**SUPPLIED DATA:**

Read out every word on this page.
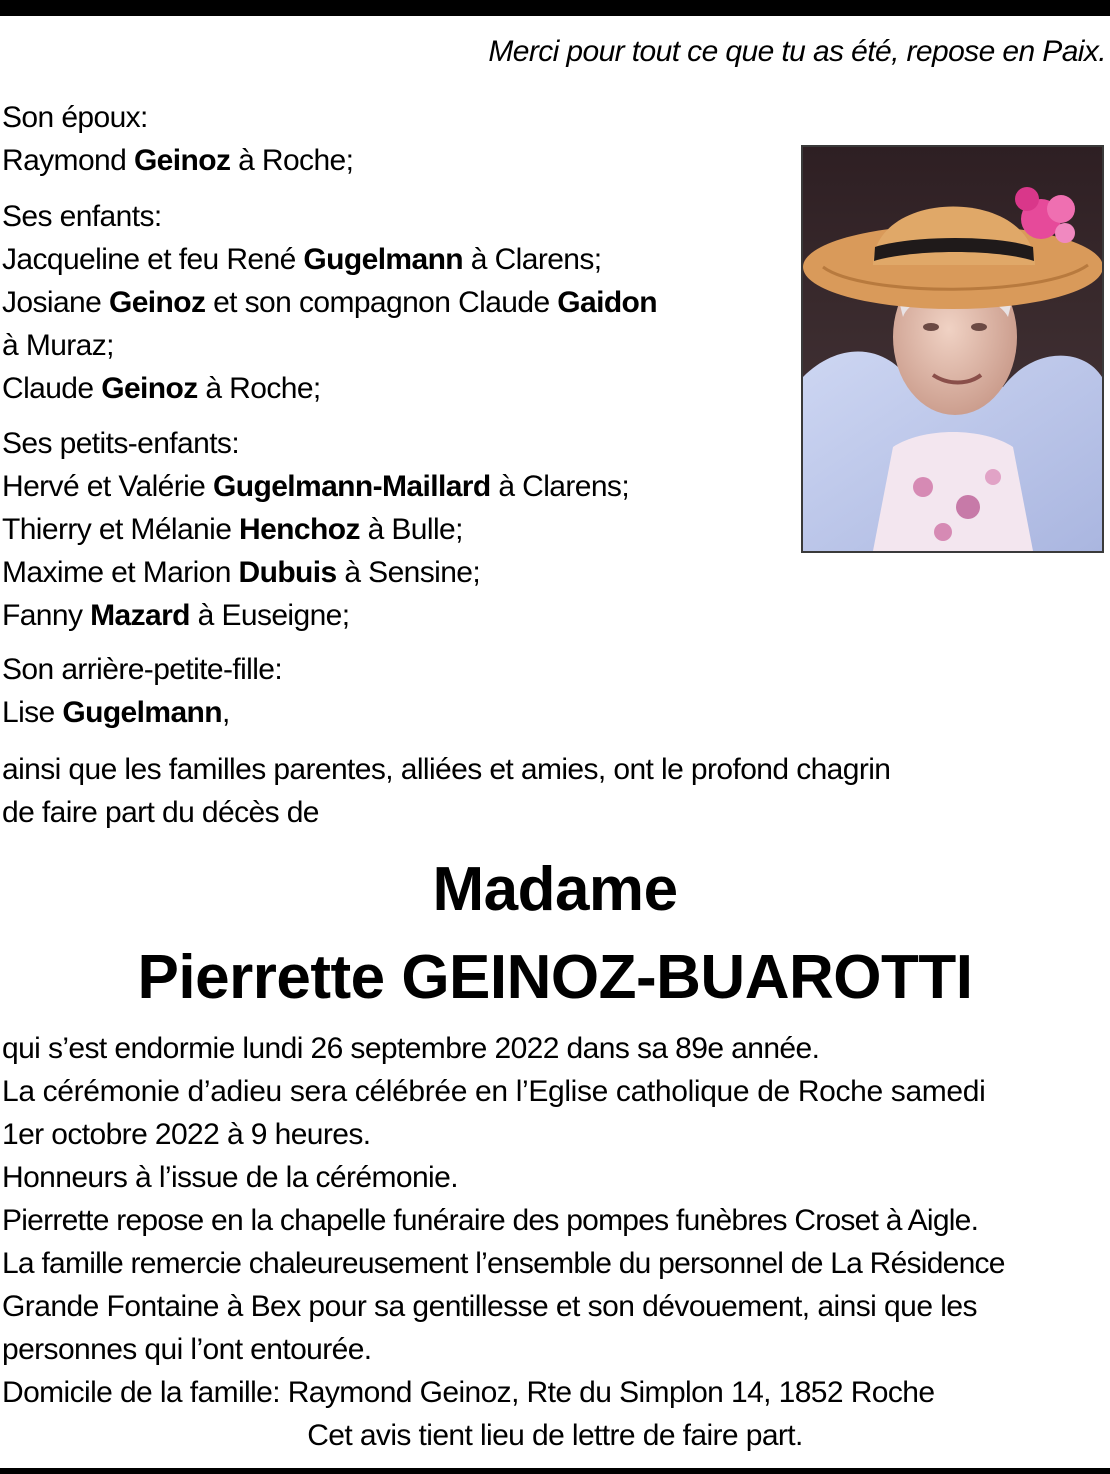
Merci pour tout ce que tu as été, repose en Paix.
Son époux:
Raymond Geinoz à Roche;
Ses enfants:
Jacqueline et feu René Gugelmann à Clarens;
Josiane Geinoz et son compagnon Claude Gaidon
à Muraz;
Claude Geinoz à Roche;
Ses petits-enfants:
Hervé et Valérie Gugelmann-Maillard à Clarens;
Thierry et Mélanie Henchoz à Bulle;
Maxime et Marion Dubuis à Sensine;
Fanny Mazard à Euseigne;
Son arrière-petite-fille:
Lise Gugelmann,
ainsi que les familles parentes, alliées et amies, ont le profond chagrin
de faire part du décès de
Madame
Pierrette GEINOZ-BUAROTTI
qui s’est endormie lundi 26 septembre 2022 dans sa 89e année.
La cérémonie d’adieu sera célébrée en l’Eglise catholique de Roche samedi
1er octobre 2022 à 9 heures.
Honneurs à l’issue de la cérémonie.
Pierrette repose en la chapelle funéraire des pompes funèbres Croset à Aigle.
La famille remercie chaleureusement l’ensemble du personnel de La Résidence
Grande Fontaine à Bex pour sa gentillesse et son dévouement, ainsi que les
personnes qui l’ont entourée.
Domicile de la famille: Raymond Geinoz, Rte du Simplon 14, 1852 Roche
Cet avis tient lieu de lettre de faire part.
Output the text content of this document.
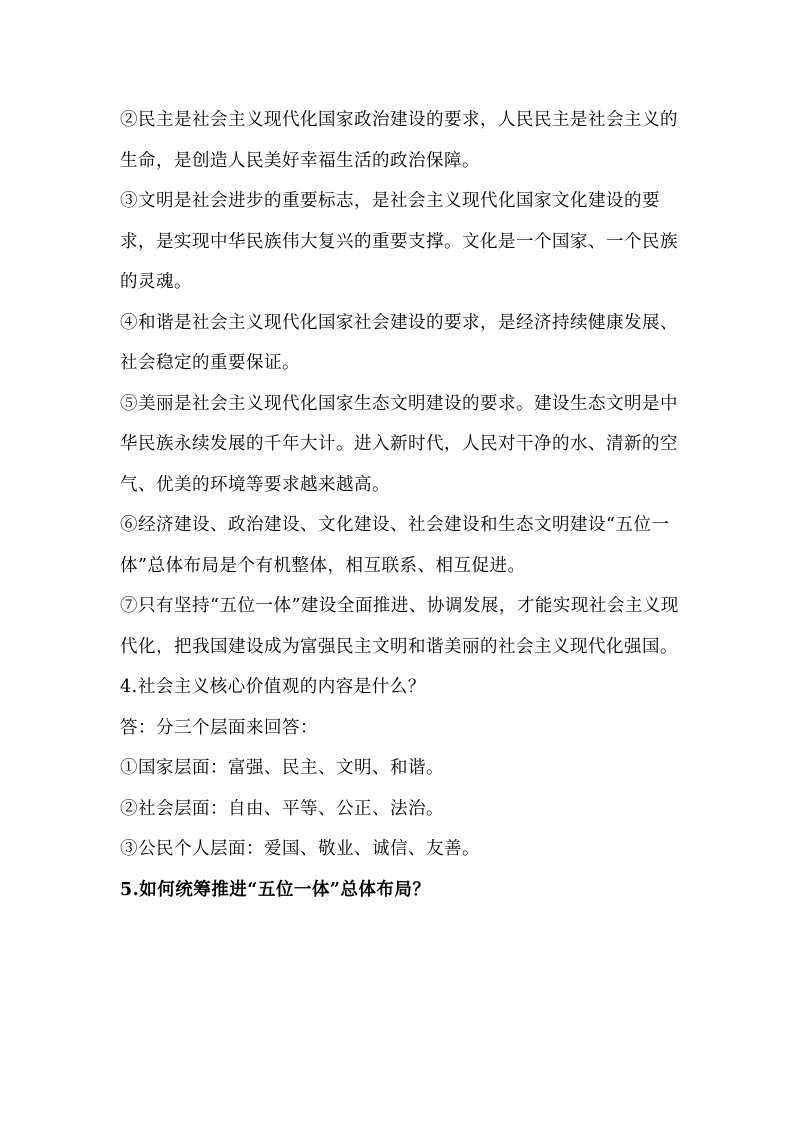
②民主是社会主义现代化国家政治建设的要求，人民民主是社会主义的生命，是创造人民美好幸福生活的政治保障。

③文明是社会进步的重要标志，是社会主义现代化国家文化建设的要求，是实现中华民族伟大复兴的重要支撑。文化是一个国家、一个民族的灵魂。

④和谐是社会主义现代化国家社会建设的要求，是经济持续健康发展、社会稳定的重要保证。

⑤美丽是社会主义现代化国家生态文明建设的要求。建设生态文明是中华民族永续发展的千年大计。进入新时代，人民对干净的水、清新的空气、优美的环境等要求越来越高。

⑥经济建设、政治建设、文化建设、社会建设和生态文明建设“五位一体”总体布局是个有机整体，相互联系、相互促进。

⑦只有坚持“五位一体”建设全面推进、协调发展，才能实现社会主义现代化，把我国建设成为富强民主文明和谐美丽的社会主义现代化强国。

4.社会主义核心价值观的内容是什么？

答：分三个层面来回答：

①国家层面：富强、民主、文明、和谐。

②社会层面：自由、平等、公正、法治。

③公民个人层面：爱国、敬业、诚信、友善。

5.如何统筹推进“五位一体”总体布局？
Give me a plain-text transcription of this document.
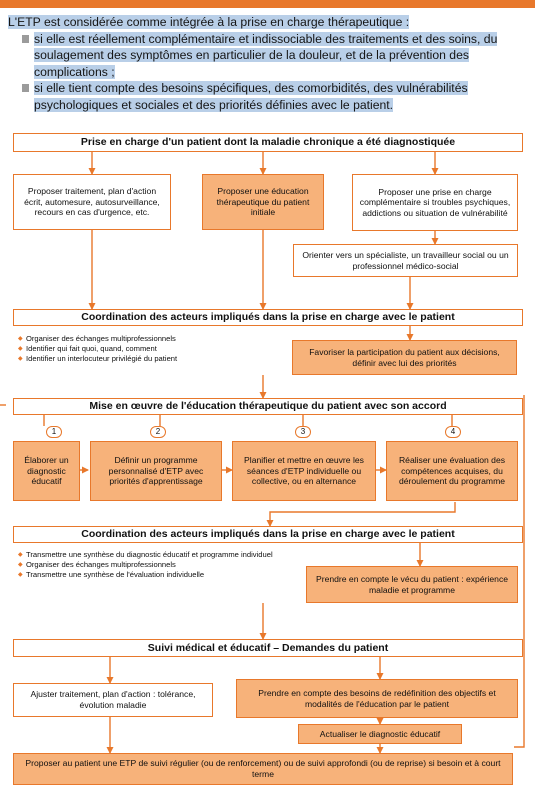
L'ETP est considérée comme intégrée à la prise en charge thérapeutique :
si elle est réellement complémentaire et indissociable des traitements et des soins, du soulagement des symptômes en particulier de la douleur, et de la prévention des complications ;
si elle tient compte des besoins spécifiques, des comorbidités, des vulnérabilités psychologiques et sociales et des priorités définies avec le patient.
Prise en charge d'un patient dont la maladie chronique a été diagnostiquée
Proposer traitement, plan d'action écrit, automesure, autosurveillance, recours en cas d'urgence, etc.
Proposer une éducation thérapeutique du patient initiale
Proposer une prise en charge complémentaire si troubles psychiques, addictions ou situation de vulnérabilité
Orienter vers un spécialiste, un travailleur social ou un professionnel médico-social
Coordination des acteurs impliqués dans la prise en charge avec le patient
◆ Organiser des échanges multiprofessionnels
◆ Identifier qui fait quoi, quand, comment
◆ Identifier un interlocuteur privilégié du patient
Favoriser la participation du patient aux décisions, définir avec lui des priorités
Mise en œuvre de l'éducation thérapeutique du patient avec son accord
1	2	3	4
Élaborer un diagnostic éducatif
Définir un programme personnalisé d'ETP avec priorités d'apprentissage
Planifier et mettre en œuvre les séances d'ETP individuelle ou collective, ou en alternance
Réaliser une évaluation des compétences acquises, du déroulement du programme
Coordination des acteurs impliqués dans la prise en charge avec le patient
◆ Transmettre une synthèse du diagnostic éducatif et programme individuel
◆ Organiser des échanges multiprofessionnels
◆ Transmettre une synthèse de l'évaluation individuelle	Prendre en compte le vécu du patient : expérience maladie et programme
Suivi médical et éducatif – Demandes du patient
Ajuster traitement, plan d'action : tolérance, évolution maladie
Prendre en compte des besoins de redéfinition des objectifs et modalités de l'éducation par le patient
Actualiser le diagnostic éducatif
Proposer au patient une ETP de suivi régulier (ou de renforcement) ou de suivi approfondi (ou de reprise) si besoin et à court terme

**STATED PROBLEM:** Please set down each line of the data above exactly as written, without the pictures.

**REPLY:**
Read out every word on this page.
Merci pour tout ce que tu as été, repose en Paix.
Son époux:
Raymond Geinoz à Roche;
Ses enfants:
Jacqueline et feu René Gugelmann à Clarens;
Josiane Geinoz et son compagnon Claude Gaidon
à Muraz;
Claude Geinoz à Roche;
Ses petits-enfants:
Hervé et Valérie Gugelmann-Maillard à Clarens;
Thierry et Mélanie Henchoz à Bulle;
Maxime et Marion Dubuis à Sensine;
Fanny Mazard à Euseigne;
Son arrière-petite-fille:
Lise Gugelmann,
ainsi que les familles parentes, alliées et amies, ont le profond chagrin
de faire part du décès de
Madame
Pierrette GEINOZ-BUAROTTI
qui s’est endormie lundi 26 septembre 2022 dans sa 89e année.
La cérémonie d’adieu sera célébrée en l’Eglise catholique de Roche samedi
1er octobre 2022 à 9 heures.
Honneurs à l’issue de la cérémonie.
Pierrette repose en la chapelle funéraire des pompes funèbres Croset à Aigle.
La famille remercie chaleureusement l’ensemble du personnel de La Résidence
Grande Fontaine à Bex pour sa gentillesse et son dévouement, ainsi que les
personnes qui l’ont entourée.
Domicile de la famille: Raymond Geinoz, Rte du Simplon 14, 1852 Roche
Cet avis tient lieu de lettre de faire part.
Output the text content of this document.
②民主是社会主义现代化国家政治建设的要求，人民民主是社会主义的生命，是创造人民美好幸福生活的政治保障。

③文明是社会进步的重要标志，是社会主义现代化国家文化建设的要求，是实现中华民族伟大复兴的重要支撑。文化是一个国家、一个民族的灵魂。

④和谐是社会主义现代化国家社会建设的要求，是经济持续健康发展、社会稳定的重要保证。

⑤美丽是社会主义现代化国家生态文明建设的要求。建设生态文明是中华民族永续发展的千年大计。进入新时代，人民对干净的水、清新的空气、优美的环境等要求越来越高。

⑥经济建设、政治建设、文化建设、社会建设和生态文明建设“五位一体”总体布局是个有机整体，相互联系、相互促进。

⑦只有坚持“五位一体”建设全面推进、协调发展，才能实现社会主义现代化，把我国建设成为富强民主文明和谐美丽的社会主义现代化强国。

4.社会主义核心价值观的内容是什么？

答：分三个层面来回答：

①国家层面：富强、民主、文明、和谐。

②社会层面：自由、平等、公正、法治。

③公民个人层面：爱国、敬业、诚信、友善。

5.如何统筹推进“五位一体”总体布局？
Give me a plain-text transcription of this document.
L'ETP est considérée comme intégrée à la prise en charge thérapeutique :
si elle est réellement complémentaire et indissociable des traitements et des soins, du soulagement des symptômes en particulier de la douleur, et de la prévention des complications ;
si elle tient compte des besoins spécifiques, des comorbidités, des vulnérabilités psychologiques et sociales et des priorités définies avec le patient.
Prise en charge d'un patient dont la maladie chronique a été diagnostiquée
Proposer traitement, plan d'action écrit, automesure, autosurveillance, recours en cas d'urgence, etc.
Proposer une éducation thérapeutique du patient initiale
Proposer une prise en charge complémentaire si troubles psychiques, addictions ou situation de vulnérabilité
Orienter vers un spécialiste, un travailleur social ou un professionnel médico-social
Coordination des acteurs impliqués dans la prise en charge avec le patient
◆ Organiser des échanges multiprofessionnels
◆ Identifier qui fait quoi, quand, comment
◆ Identifier un interlocuteur privilégié du patient
Favoriser la participation du patient aux décisions, définir avec lui des priorités
Mise en œuvre de l'éducation thérapeutique du patient avec son accord
1	2	3	4
Élaborer un diagnostic éducatif
Définir un programme personnalisé d'ETP avec priorités d'apprentissage
Planifier et mettre en œuvre les séances d'ETP individuelle ou collective, ou en alternance
Réaliser une évaluation des compétences acquises, du déroulement du programme
Coordination des acteurs impliqués dans la prise en charge avec le patient
◆ Transmettre une synthèse du diagnostic éducatif et programme individuel
◆ Organiser des échanges multiprofessionnels
◆ Transmettre une synthèse de l'évaluation individuelle	Prendre en compte le vécu du patient : expérience maladie et programme
Suivi médical et éducatif – Demandes du patient
Ajuster traitement, plan d'action : tolérance, évolution maladie
Prendre en compte des besoins de redéfinition des objectifs et modalités de l'éducation par le patient
Actualiser le diagnostic éducatif
Proposer au patient une ETP de suivi régulier (ou de renforcement) ou de suivi approfondi (ou de reprise) si besoin et à court terme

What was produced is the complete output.